# PAGE TEXT
————————

A few definitions:

Nyquist = fs/2 = 1/2 the sampling frequency. This is the highest frequency that a sampled system can correctly capture and reproduce. Any higher, and the frequency information is lost. Note that Nyquist applies to the highest frequency in the signal, so an audio system can reproduce a 20 kHz sine wave ( a single tone) but not a 20 kHz square wave (which has many higher harmonics). A system sampling at frequency fs, e.g. 40,000 cycles per second (40 kHz), can acquire up to (but not including) 20 kHz signals.

Oversampling refers to how much "extra" bandwidth, or sampling rate, we have relative to the Nyquist rate. For the example above, if we sampled at 80 kHz instead of 40 kHz and kept our desired bandwidth the same (20 kHz), we would be oversampling by two.

SNR = signal-to-noise ratio. The ratio from the signal level, typically at full-scale output, to the total noise level. The noise level is the "sum" (actually, the root-sum-squared, or RSS, value) of all the energy except the signal. While still widely iused, SINAD, signal-to-noise-and distortion, is the parameter of choice now. The problem with SNR is that some people included distrotion terms in the SNR, and some did not, leading to confusion. SINAD includes everything but signal in the "noise" measurement.

————————

# DATA TO USE
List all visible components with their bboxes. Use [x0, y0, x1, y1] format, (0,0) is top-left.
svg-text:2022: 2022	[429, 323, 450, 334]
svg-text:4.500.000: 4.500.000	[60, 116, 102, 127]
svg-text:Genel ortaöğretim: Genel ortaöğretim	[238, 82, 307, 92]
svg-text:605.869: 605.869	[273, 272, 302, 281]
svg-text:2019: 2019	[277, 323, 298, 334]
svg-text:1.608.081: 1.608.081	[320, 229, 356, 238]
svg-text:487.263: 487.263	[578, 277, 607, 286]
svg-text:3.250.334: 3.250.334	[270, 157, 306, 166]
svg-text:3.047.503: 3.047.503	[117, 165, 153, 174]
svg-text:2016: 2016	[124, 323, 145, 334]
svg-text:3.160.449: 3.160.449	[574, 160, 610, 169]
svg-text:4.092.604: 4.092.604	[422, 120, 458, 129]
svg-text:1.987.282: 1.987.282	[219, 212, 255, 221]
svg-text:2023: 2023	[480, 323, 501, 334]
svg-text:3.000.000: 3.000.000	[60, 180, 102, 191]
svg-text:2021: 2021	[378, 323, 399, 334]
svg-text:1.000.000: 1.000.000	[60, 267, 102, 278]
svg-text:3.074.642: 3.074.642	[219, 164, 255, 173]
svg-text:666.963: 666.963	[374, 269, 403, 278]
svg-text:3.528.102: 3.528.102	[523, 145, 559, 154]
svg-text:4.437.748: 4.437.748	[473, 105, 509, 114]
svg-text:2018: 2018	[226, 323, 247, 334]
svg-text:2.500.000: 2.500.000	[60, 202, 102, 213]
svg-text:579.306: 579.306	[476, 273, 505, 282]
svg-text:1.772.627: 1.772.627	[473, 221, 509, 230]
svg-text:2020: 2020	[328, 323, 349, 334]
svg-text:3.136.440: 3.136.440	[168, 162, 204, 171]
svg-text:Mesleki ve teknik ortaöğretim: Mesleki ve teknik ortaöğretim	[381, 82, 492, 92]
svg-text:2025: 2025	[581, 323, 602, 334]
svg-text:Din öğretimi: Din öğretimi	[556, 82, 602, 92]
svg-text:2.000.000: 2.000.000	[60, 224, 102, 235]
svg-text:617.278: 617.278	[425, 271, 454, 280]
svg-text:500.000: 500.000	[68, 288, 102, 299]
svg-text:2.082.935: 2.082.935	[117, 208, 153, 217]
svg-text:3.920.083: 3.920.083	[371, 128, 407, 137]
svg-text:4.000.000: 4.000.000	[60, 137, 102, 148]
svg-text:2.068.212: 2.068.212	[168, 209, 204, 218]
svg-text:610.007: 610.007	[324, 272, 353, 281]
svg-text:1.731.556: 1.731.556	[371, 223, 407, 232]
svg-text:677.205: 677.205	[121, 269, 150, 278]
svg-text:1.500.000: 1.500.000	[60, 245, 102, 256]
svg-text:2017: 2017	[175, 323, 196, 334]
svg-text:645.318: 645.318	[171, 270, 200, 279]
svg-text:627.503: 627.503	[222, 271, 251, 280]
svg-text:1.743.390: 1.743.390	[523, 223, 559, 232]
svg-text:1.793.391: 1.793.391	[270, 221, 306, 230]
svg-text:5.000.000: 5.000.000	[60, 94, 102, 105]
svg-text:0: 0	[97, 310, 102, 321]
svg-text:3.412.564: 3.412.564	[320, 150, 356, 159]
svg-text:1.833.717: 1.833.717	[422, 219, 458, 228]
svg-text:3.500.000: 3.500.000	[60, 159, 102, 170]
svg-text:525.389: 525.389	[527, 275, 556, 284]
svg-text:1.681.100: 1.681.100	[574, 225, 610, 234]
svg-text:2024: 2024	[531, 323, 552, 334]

————————

# GIVEN INSTRUCTION A
According to the sampling definitions, what sampling rate gives oversampling by two when the desired bandwidth stays at 20 kHz?
# GIVEN INSTRUCTION B
Copy the entries word for word, from their first line through the line that contains "323, 298, 334]".

# WORKED SOLUTION A
80 kHz

# WORKED SOLUTION B
List all visible components with their bboxes. Use [x0, y0, x1, y1] format, (0,0) is top-left.
svg-text:2022: 2022	[429, 323, 450, 334]
svg-text:4.500.000: 4.500.000	[60, 116, 102, 127]
svg-text:Genel ortaöğretim: Genel ortaöğretim	[238, 82, 307, 92]
svg-text:605.869: 605.869	[273, 272, 302, 281]
svg-text:2019: 2019	[277, 323, 298, 334]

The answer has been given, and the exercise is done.